Print out each entry below exactly, please.

>> START RECORDS

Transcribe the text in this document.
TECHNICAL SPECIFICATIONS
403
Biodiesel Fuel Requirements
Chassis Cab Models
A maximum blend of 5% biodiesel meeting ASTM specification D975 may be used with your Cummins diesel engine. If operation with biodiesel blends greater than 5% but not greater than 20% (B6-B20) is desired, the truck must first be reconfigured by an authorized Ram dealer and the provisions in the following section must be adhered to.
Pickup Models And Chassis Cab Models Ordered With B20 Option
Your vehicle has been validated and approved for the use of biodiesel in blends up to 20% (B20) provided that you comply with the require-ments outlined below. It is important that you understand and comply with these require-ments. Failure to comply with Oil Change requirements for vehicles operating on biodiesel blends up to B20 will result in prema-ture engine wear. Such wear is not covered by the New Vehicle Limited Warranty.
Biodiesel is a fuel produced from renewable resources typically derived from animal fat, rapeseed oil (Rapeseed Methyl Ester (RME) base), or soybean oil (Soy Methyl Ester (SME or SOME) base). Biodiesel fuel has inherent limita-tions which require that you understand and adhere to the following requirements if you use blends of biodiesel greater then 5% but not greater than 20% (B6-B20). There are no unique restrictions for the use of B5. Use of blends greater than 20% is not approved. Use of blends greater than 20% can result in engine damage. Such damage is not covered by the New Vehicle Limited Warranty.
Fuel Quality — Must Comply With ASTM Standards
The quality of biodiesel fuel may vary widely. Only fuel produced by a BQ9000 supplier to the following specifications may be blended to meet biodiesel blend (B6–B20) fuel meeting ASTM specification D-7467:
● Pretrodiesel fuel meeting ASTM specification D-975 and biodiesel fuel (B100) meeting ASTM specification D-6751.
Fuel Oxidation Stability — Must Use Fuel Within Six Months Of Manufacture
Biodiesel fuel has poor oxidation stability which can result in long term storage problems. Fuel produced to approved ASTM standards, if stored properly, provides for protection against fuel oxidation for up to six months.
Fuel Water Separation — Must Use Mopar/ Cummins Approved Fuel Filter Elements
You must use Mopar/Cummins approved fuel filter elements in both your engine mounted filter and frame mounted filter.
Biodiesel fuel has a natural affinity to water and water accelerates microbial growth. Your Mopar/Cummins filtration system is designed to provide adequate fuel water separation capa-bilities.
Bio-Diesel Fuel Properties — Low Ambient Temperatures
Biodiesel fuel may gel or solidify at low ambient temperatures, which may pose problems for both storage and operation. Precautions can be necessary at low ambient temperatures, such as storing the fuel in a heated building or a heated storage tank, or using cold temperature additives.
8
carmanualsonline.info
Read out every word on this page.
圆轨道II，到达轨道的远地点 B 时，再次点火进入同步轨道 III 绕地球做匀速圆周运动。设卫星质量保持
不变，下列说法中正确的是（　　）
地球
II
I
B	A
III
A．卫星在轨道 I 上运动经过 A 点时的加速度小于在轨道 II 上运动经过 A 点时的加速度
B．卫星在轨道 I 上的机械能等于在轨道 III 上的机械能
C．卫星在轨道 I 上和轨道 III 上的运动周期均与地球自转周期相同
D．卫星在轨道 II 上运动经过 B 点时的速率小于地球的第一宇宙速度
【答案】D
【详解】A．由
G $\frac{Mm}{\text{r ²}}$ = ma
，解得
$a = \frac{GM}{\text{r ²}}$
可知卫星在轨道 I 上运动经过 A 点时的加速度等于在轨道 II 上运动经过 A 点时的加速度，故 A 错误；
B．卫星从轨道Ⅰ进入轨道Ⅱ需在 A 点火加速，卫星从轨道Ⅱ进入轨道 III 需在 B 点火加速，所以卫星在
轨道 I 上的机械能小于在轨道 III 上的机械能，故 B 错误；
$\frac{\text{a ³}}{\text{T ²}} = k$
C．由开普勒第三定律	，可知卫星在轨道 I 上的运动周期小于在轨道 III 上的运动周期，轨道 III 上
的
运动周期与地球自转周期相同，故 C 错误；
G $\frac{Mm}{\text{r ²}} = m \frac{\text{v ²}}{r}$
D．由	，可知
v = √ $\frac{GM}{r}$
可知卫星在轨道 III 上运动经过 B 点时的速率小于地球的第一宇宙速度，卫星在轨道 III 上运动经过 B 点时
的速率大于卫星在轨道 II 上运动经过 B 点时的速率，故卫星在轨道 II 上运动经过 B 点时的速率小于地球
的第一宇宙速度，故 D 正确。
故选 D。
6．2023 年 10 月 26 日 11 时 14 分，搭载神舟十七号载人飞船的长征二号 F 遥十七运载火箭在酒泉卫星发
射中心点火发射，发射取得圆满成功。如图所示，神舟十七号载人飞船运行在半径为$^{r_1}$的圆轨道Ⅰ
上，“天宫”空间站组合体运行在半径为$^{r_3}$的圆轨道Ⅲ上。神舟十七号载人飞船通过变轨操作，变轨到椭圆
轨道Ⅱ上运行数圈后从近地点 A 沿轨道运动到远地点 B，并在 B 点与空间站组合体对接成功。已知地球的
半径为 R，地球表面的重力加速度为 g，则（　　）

>> END RECORDS

> _RESPONSE FOR THIS EXERCISE_
Transcribe the text in this document.
TECHNICAL SPECIFICATIONS
403
Biodiesel Fuel Requirements
Chassis Cab Models
A maximum blend of 5% biodiesel meeting ASTM specification D975 may be used with your Cummins diesel engine. If operation with biodiesel blends greater than 5% but not greater than 20% (B6-B20) is desired, the truck must first be reconfigured by an authorized Ram dealer and the provisions in the following section must be adhered to.
Pickup Models And Chassis Cab Models Ordered With B20 Option
Your vehicle has been validated and approved for the use of biodiesel in blends up to 20% (B20) provided that you comply with the require-ments outlined below. It is important that you understand and comply with these require-ments. Failure to comply with Oil Change requirements for vehicles operating on biodiesel blends up to B20 will result in prema-ture engine wear. Such wear is not covered by the New Vehicle Limited Warranty.
Biodiesel is a fuel produced from renewable resources typically derived from animal fat, rapeseed oil (Rapeseed Methyl Ester (RME) base), or soybean oil (Soy Methyl Ester (SME or SOME) base). Biodiesel fuel has inherent limita-tions which require that you understand and adhere to the following requirements if you use blends of biodiesel greater then 5% but not greater than 20% (B6-B20). There are no unique restrictions for the use of B5. Use of blends greater than 20% is not approved. Use of blends greater than 20% can result in engine damage. Such damage is not covered by the New Vehicle Limited Warranty.
Fuel Quality — Must Comply With ASTM Standards
The quality of biodiesel fuel may vary widely. Only fuel produced by a BQ9000 supplier to the following specifications may be blended to meet biodiesel blend (B6–B20) fuel meeting ASTM specification D-7467:
● Pretrodiesel fuel meeting ASTM specification D-975 and biodiesel fuel (B100) meeting ASTM specification D-6751.
Fuel Oxidation Stability — Must Use Fuel Within Six Months Of Manufacture
Biodiesel fuel has poor oxidation stability which can result in long term storage problems. Fuel produced to approved ASTM standards, if stored properly, provides for protection against fuel oxidation for up to six months.
Fuel Water Separation — Must Use Mopar/ Cummins Approved Fuel Filter Elements
You must use Mopar/Cummins approved fuel filter elements in both your engine mounted filter and frame mounted filter.
Biodiesel fuel has a natural affinity to water and water accelerates microbial growth. Your Mopar/Cummins filtration system is designed to provide adequate fuel water separation capa-bilities.
Bio-Diesel Fuel Properties — Low Ambient Temperatures
Biodiesel fuel may gel or solidify at low ambient temperatures, which may pose problems for both storage and operation. Precautions can be necessary at low ambient temperatures, such as storing the fuel in a heated building or a heated storage tank, or using cold temperature additives.
8
carmanualsonline.info
Read out every word on this page.
圆轨道II，到达轨道的远地点 B 时，再次点火进入同步轨道 III 绕地球做匀速圆周运动。设卫星质量保持
不变，下列说法中正确的是（　　）
地球
II
I
B	A
III
A．卫星在轨道 I 上运动经过 A 点时的加速度小于在轨道 II 上运动经过 A 点时的加速度
B．卫星在轨道 I 上的机械能等于在轨道 III 上的机械能
C．卫星在轨道 I 上和轨道 III 上的运动周期均与地球自转周期相同
D．卫星在轨道 II 上运动经过 B 点时的速率小于地球的第一宇宙速度
【答案】D
【详解】A．由
G $\frac{Mm}{\text{r ²}}$ = ma
，解得
$a = \frac{GM}{\text{r ²}}$
可知卫星在轨道 I 上运动经过 A 点时的加速度等于在轨道 II 上运动经过 A 点时的加速度，故 A 错误；
B．卫星从轨道Ⅰ进入轨道Ⅱ需在 A 点火加速，卫星从轨道Ⅱ进入轨道 III 需在 B 点火加速，所以卫星在
轨道 I 上的机械能小于在轨道 III 上的机械能，故 B 错误；
$\frac{\text{a ³}}{\text{T ²}} = k$
C．由开普勒第三定律	，可知卫星在轨道 I 上的运动周期小于在轨道 III 上的运动周期，轨道 III 上
的
运动周期与地球自转周期相同，故 C 错误；
G $\frac{Mm}{\text{r ²}} = m \frac{\text{v ²}}{r}$
D．由	，可知
v = √ $\frac{GM}{r}$
可知卫星在轨道 III 上运动经过 B 点时的速率小于地球的第一宇宙速度，卫星在轨道 III 上运动经过 B 点时
的速率大于卫星在轨道 II 上运动经过 B 点时的速率，故卫星在轨道 II 上运动经过 B 点时的速率小于地球
的第一宇宙速度，故 D 正确。
故选 D。
6．2023 年 10 月 26 日 11 时 14 分，搭载神舟十七号载人飞船的长征二号 F 遥十七运载火箭在酒泉卫星发
射中心点火发射，发射取得圆满成功。如图所示，神舟十七号载人飞船运行在半径为$^{r_1}$的圆轨道Ⅰ
上，“天宫”空间站组合体运行在半径为$^{r_3}$的圆轨道Ⅲ上。神舟十七号载人飞船通过变轨操作，变轨到椭圆
轨道Ⅱ上运行数圈后从近地点 A 沿轨道运动到远地点 B，并在 B 点与空间站组合体对接成功。已知地球的
半径为 R，地球表面的重力加速度为 g，则（　　）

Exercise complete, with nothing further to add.